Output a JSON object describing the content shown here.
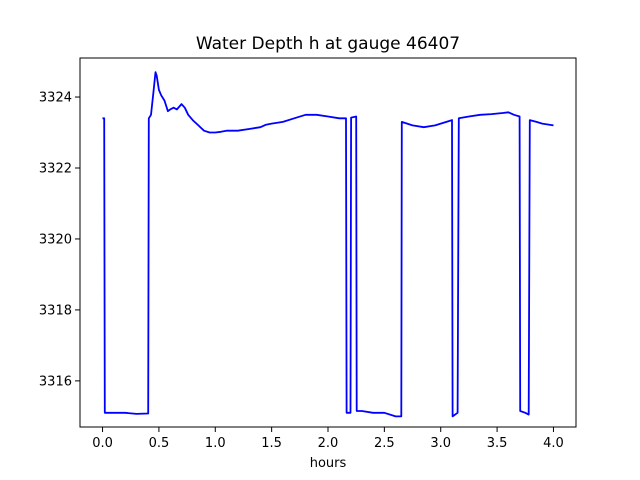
{
  "chart_data": {
    "type": "line",
    "title": "Water Depth h at gauge 46407",
    "xlabel": "hours",
    "ylabel": "",
    "xlim": [
      -0.2,
      4.2
    ],
    "ylim": [
      3314.7,
      3325.1
    ],
    "xticks": [
      0.0,
      0.5,
      1.0,
      1.5,
      2.0,
      2.5,
      3.0,
      3.5,
      4.0
    ],
    "xtick_labels": [
      "0.0",
      "0.5",
      "1.0",
      "1.5",
      "2.0",
      "2.5",
      "3.0",
      "3.5",
      "4.0"
    ],
    "yticks": [
      3316,
      3318,
      3320,
      3322,
      3324
    ],
    "ytick_labels": [
      "3316",
      "3318",
      "3320",
      "3322",
      "3324"
    ],
    "grid": false,
    "series": [
      {
        "color": "#0000ff",
        "x": [
          0.0,
          0.015,
          0.02,
          0.1,
          0.2,
          0.3,
          0.405,
          0.41,
          0.43,
          0.45,
          0.47,
          0.48,
          0.5,
          0.52,
          0.55,
          0.58,
          0.6,
          0.63,
          0.66,
          0.7,
          0.73,
          0.76,
          0.8,
          0.85,
          0.9,
          0.95,
          1.0,
          1.05,
          1.1,
          1.2,
          1.3,
          1.4,
          1.45,
          1.5,
          1.6,
          1.7,
          1.8,
          1.9,
          2.0,
          2.1,
          2.16,
          2.165,
          2.2,
          2.205,
          2.25,
          2.255,
          2.3,
          2.4,
          2.5,
          2.6,
          2.65,
          2.655,
          2.75,
          2.85,
          2.95,
          3.05,
          3.1,
          3.105,
          3.15,
          3.16,
          3.25,
          3.35,
          3.45,
          3.55,
          3.6,
          3.65,
          3.7,
          3.705,
          3.75,
          3.78,
          3.79,
          3.85,
          3.9,
          4.0
        ],
        "y": [
          3323.4,
          3323.4,
          3315.1,
          3315.1,
          3315.1,
          3315.07,
          3315.08,
          3323.4,
          3323.5,
          3324.1,
          3324.7,
          3324.6,
          3324.2,
          3324.05,
          3323.9,
          3323.6,
          3323.65,
          3323.7,
          3323.65,
          3323.8,
          3323.7,
          3323.5,
          3323.35,
          3323.2,
          3323.05,
          3323.0,
          3323.0,
          3323.02,
          3323.05,
          3323.05,
          3323.1,
          3323.15,
          3323.22,
          3323.25,
          3323.3,
          3323.4,
          3323.5,
          3323.5,
          3323.45,
          3323.4,
          3323.4,
          3315.1,
          3315.1,
          3323.42,
          3323.45,
          3315.15,
          3315.15,
          3315.1,
          3315.1,
          3315.0,
          3315.0,
          3323.3,
          3323.2,
          3323.15,
          3323.2,
          3323.3,
          3323.35,
          3315.0,
          3315.1,
          3323.4,
          3323.45,
          3323.5,
          3323.52,
          3323.55,
          3323.57,
          3323.5,
          3323.45,
          3315.15,
          3315.1,
          3315.05,
          3323.35,
          3323.3,
          3323.25,
          3323.2
        ]
      }
    ]
  }
}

## Exercise prompt
Copy every record above exactly as written, but leave out the pictures.

## Final result
Output a JSON object describing the content shown here.
{
  "chart_data": {
    "type": "line",
    "title": "Water Depth h at gauge 46407",
    "xlabel": "hours",
    "ylabel": "",
    "xlim": [
      -0.2,
      4.2
    ],
    "ylim": [
      3314.7,
      3325.1
    ],
    "xticks": [
      0.0,
      0.5,
      1.0,
      1.5,
      2.0,
      2.5,
      3.0,
      3.5,
      4.0
    ],
    "xtick_labels": [
      "0.0",
      "0.5",
      "1.0",
      "1.5",
      "2.0",
      "2.5",
      "3.0",
      "3.5",
      "4.0"
    ],
    "yticks": [
      3316,
      3318,
      3320,
      3322,
      3324
    ],
    "ytick_labels": [
      "3316",
      "3318",
      "3320",
      "3322",
      "3324"
    ],
    "grid": false,
    "series": [
      {
        "color": "#0000ff",
        "x": [
          0.0,
          0.015,
          0.02,
          0.1,
          0.2,
          0.3,
          0.405,
          0.41,
          0.43,
          0.45,
          0.47,
          0.48,
          0.5,
          0.52,
          0.55,
          0.58,
          0.6,
          0.63,
          0.66,
          0.7,
          0.73,
          0.76,
          0.8,
          0.85,
          0.9,
          0.95,
          1.0,
          1.05,
          1.1,
          1.2,
          1.3,
          1.4,
          1.45,
          1.5,
          1.6,
          1.7,
          1.8,
          1.9,
          2.0,
          2.1,
          2.16,
          2.165,
          2.2,
          2.205,
          2.25,
          2.255,
          2.3,
          2.4,
          2.5,
          2.6,
          2.65,
          2.655,
          2.75,
          2.85,
          2.95,
          3.05,
          3.1,
          3.105,
          3.15,
          3.16,
          3.25,
          3.35,
          3.45,
          3.55,
          3.6,
          3.65,
          3.7,
          3.705,
          3.75,
          3.78,
          3.79,
          3.85,
          3.9,
          4.0
        ],
        "y": [
          3323.4,
          3323.4,
          3315.1,
          3315.1,
          3315.1,
          3315.07,
          3315.08,
          3323.4,
          3323.5,
          3324.1,
          3324.7,
          3324.6,
          3324.2,
          3324.05,
          3323.9,
          3323.6,
          3323.65,
          3323.7,
          3323.65,
          3323.8,
          3323.7,
          3323.5,
          3323.35,
          3323.2,
          3323.05,
          3323.0,
          3323.0,
          3323.02,
          3323.05,
          3323.05,
          3323.1,
          3323.15,
          3323.22,
          3323.25,
          3323.3,
          3323.4,
          3323.5,
          3323.5,
          3323.45,
          3323.4,
          3323.4,
          3315.1,
          3315.1,
          3323.42,
          3323.45,
          3315.15,
          3315.15,
          3315.1,
          3315.1,
          3315.0,
          3315.0,
          3323.3,
          3323.2,
          3323.15,
          3323.2,
          3323.3,
          3323.35,
          3315.0,
          3315.1,
          3323.4,
          3323.45,
          3323.5,
          3323.52,
          3323.55,
          3323.57,
          3323.5,
          3323.45,
          3315.15,
          3315.1,
          3315.05,
          3323.35,
          3323.3,
          3323.25,
          3323.2
        ]
      }
    ]
  }
}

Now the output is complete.